§ **WHAT THIS TASK INVOLVES**
Extract the stretch of lines that starts at the line with "What data populates" and ends at the last line of the data below. Give it exactly, without pictures.

-- BEGIN GIVEN ENTRIES --

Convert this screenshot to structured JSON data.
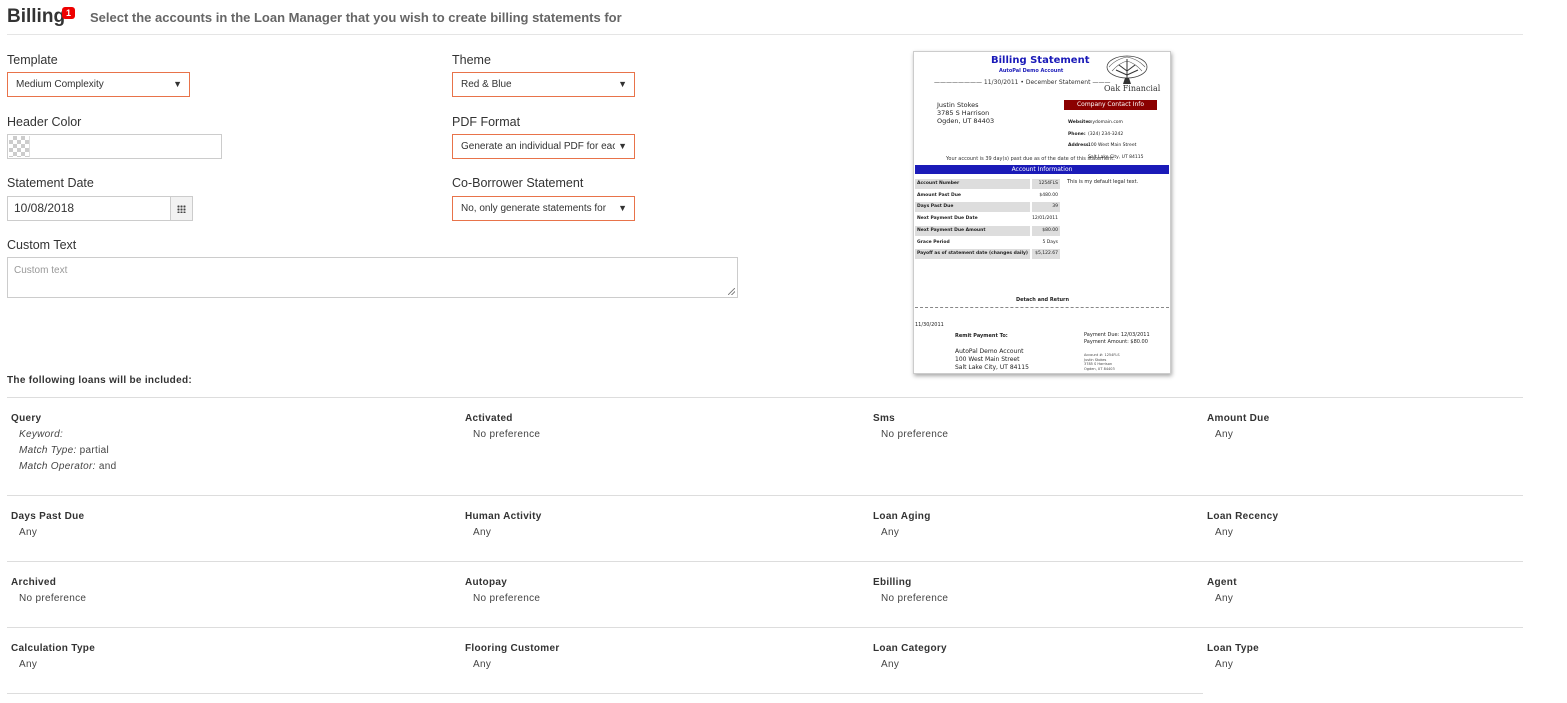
{
  "header": {
    "title": "Billing",
    "badge": "1",
    "subtitle": "Select the accounts in the Loan Manager that you wish to create billing statements for"
  },
  "form": {
    "template": {
      "label": "Template",
      "value": "Medium Complexity"
    },
    "theme": {
      "label": "Theme",
      "value": "Red & Blue"
    },
    "header_color": {
      "label": "Header Color",
      "value": ""
    },
    "pdf_format": {
      "label": "PDF Format",
      "value": "Generate an individual PDF for each"
    },
    "statement_date": {
      "label": "Statement Date",
      "value": "10/08/2018"
    },
    "co_borrower": {
      "label": "Co-Borrower Statement",
      "value": "No, only generate statements for"
    },
    "custom_text": {
      "label": "Custom Text",
      "placeholder": "Custom text"
    }
  },
  "preview": {
    "title": "Billing Statement",
    "subtitle": "AutoPal Demo Account",
    "date_line": "———————— 11/30/2011 • December Statement ———",
    "brand": "Oak Financial",
    "borrower": [
      "Justin Stokes",
      "3785 S Harrison",
      "Ogden, UT 84403"
    ],
    "contact_header": "Company Contact Info",
    "contact": [
      {
        "k": "Website:",
        "v": "mydomain.com"
      },
      {
        "k": "Phone:",
        "v": "(324) 234-3242"
      },
      {
        "k": "Address:",
        "v": "100 West Main Street"
      },
      {
        "k": "",
        "v": "Salt Lake City, UT 84115"
      }
    ],
    "notice": "Your account is 39 day(s) past due as of the date of this statement.",
    "account_header": "Account Information",
    "account_rows": [
      {
        "k": "Account Number",
        "v": "1254FLS"
      },
      {
        "k": "Amount Past Due",
        "v": "$480.00"
      },
      {
        "k": "Days Past Due",
        "v": "39"
      },
      {
        "k": "Next Payment Due Date",
        "v": "12/01/2011"
      },
      {
        "k": "Next Payment Due Amount",
        "v": "$80.00"
      },
      {
        "k": "Grace Period",
        "v": "5 Days"
      },
      {
        "k": "Payoff as of statement date (changes daily)",
        "v": "$5,122.67"
      }
    ],
    "legal": "This is my default legal text.",
    "detach": "Detach and Return",
    "stub_date": "11/30/2011",
    "remit_label": "Remit Payment To:",
    "payment_due": "Payment Due: 12/03/2011",
    "payment_amount": "Payment Amount: $80.00",
    "remit_address": [
      "AutoPal Demo Account",
      "100 West Main Street",
      "Salt Lake City, UT 84115"
    ],
    "stub_account": [
      "Account #: 1254FLS",
      "Justin Stokes",
      "3785 S Harrison",
      "Ogden, UT 84403"
    ]
  },
  "included_label": "The following loans will be included:",
  "filters": [
    {
      "name": "Query",
      "query": {
        "keyword_label": "Keyword:",
        "keyword_value": "",
        "match_type_label": "Match Type:",
        "match_type_value": "partial",
        "match_operator_label": "Match Operator:",
        "match_operator_value": "and"
      }
    },
    {
      "name": "Activated",
      "value": "No preference"
    },
    {
      "name": "Sms",
      "value": "No preference"
    },
    {
      "name": "Amount Due",
      "value": "Any"
    },
    {
      "name": "Days Past Due",
      "value": "Any"
    },
    {
      "name": "Human Activity",
      "value": "Any"
    },
    {
      "name": "Loan Aging",
      "value": "Any"
    },
    {
      "name": "Loan Recency",
      "value": "Any"
    },
    {
      "name": "Archived",
      "value": "No preference"
    },
    {
      "name": "Autopay",
      "value": "No preference"
    },
    {
      "name": "Ebilling",
      "value": "No preference"
    },
    {
      "name": "Agent",
      "value": "Any"
    },
    {
      "name": "Calculation Type",
      "value": "Any"
    },
    {
      "name": "Flooring Customer",
      "value": "Any"
    },
    {
      "name": "Loan Category",
      "value": "Any"
    },
    {
      "name": "Loan Type",
      "value": "Any"
    }
  ]
}
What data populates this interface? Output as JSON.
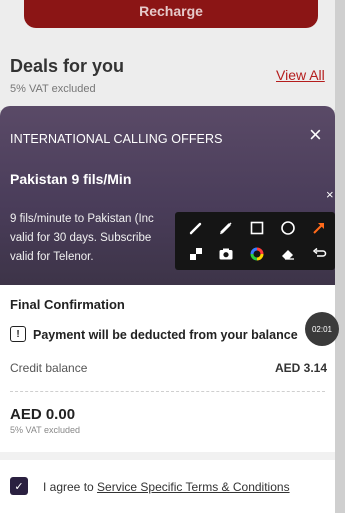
{
  "background": {
    "recharge_label": "Recharge",
    "deals_title": "Deals for you",
    "deals_subtitle": "5% VAT excluded",
    "view_all": "View All"
  },
  "offer": {
    "heading": "INTERNATIONAL CALLING OFFERS",
    "close_icon": "×",
    "title": "Pakistan 9 fils/Min",
    "description": "9 fils/minute to Pakistan (Inc\nvalid for 30 days. Subscribe\nvalid for Telenor."
  },
  "toolbar": {
    "close_icon": "×",
    "tools": [
      "pen-icon",
      "highlighter-icon",
      "rectangle-icon",
      "circle-icon",
      "arrow-icon",
      "mosaic-icon",
      "camera-icon",
      "color-wheel-icon",
      "eraser-icon",
      "undo-icon"
    ]
  },
  "confirmation": {
    "title": "Final Confirmation",
    "payment_notice": "Payment will be deducted from your balance",
    "timer": "02:01",
    "credit_label": "Credit balance",
    "credit_value": "AED 3.14",
    "total": "AED 0.00",
    "total_sub": "5% VAT excluded",
    "agree_prefix": "I agree to ",
    "agree_link": "Service Specific Terms & Conditions"
  },
  "colors": {
    "brand_red": "#b51d1d",
    "offer_bg": "#4a3d5a",
    "checkbox": "#2a2040"
  }
}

-- END GIVEN ENTRIES --

§ **FULL RESPONSE**
What data populates this interface? Output as JSON.
{
  "background": {
    "recharge_label": "Recharge",
    "deals_title": "Deals for you",
    "deals_subtitle": "5% VAT excluded",
    "view_all": "View All"
  },
  "offer": {
    "heading": "INTERNATIONAL CALLING OFFERS",
    "close_icon": "×",
    "title": "Pakistan 9 fils/Min",
    "description": "9 fils/minute to Pakistan (Inc\nvalid for 30 days. Subscribe\nvalid for Telenor."
  },
  "toolbar": {
    "close_icon": "×",
    "tools": [
      "pen-icon",
      "highlighter-icon",
      "rectangle-icon",
      "circle-icon",
      "arrow-icon",
      "mosaic-icon",
      "camera-icon",
      "color-wheel-icon",
      "eraser-icon",
      "undo-icon"
    ]
  },
  "confirmation": {
    "title": "Final Confirmation",
    "payment_notice": "Payment will be deducted from your balance",
    "timer": "02:01",
    "credit_label": "Credit balance",
    "credit_value": "AED 3.14",
    "total": "AED 0.00",
    "total_sub": "5% VAT excluded",
    "agree_prefix": "I agree to ",
    "agree_link": "Service Specific Terms & Conditions"
  },
  "colors": {
    "brand_red": "#b51d1d",
    "offer_bg": "#4a3d5a",
    "checkbox": "#2a2040"
  }
}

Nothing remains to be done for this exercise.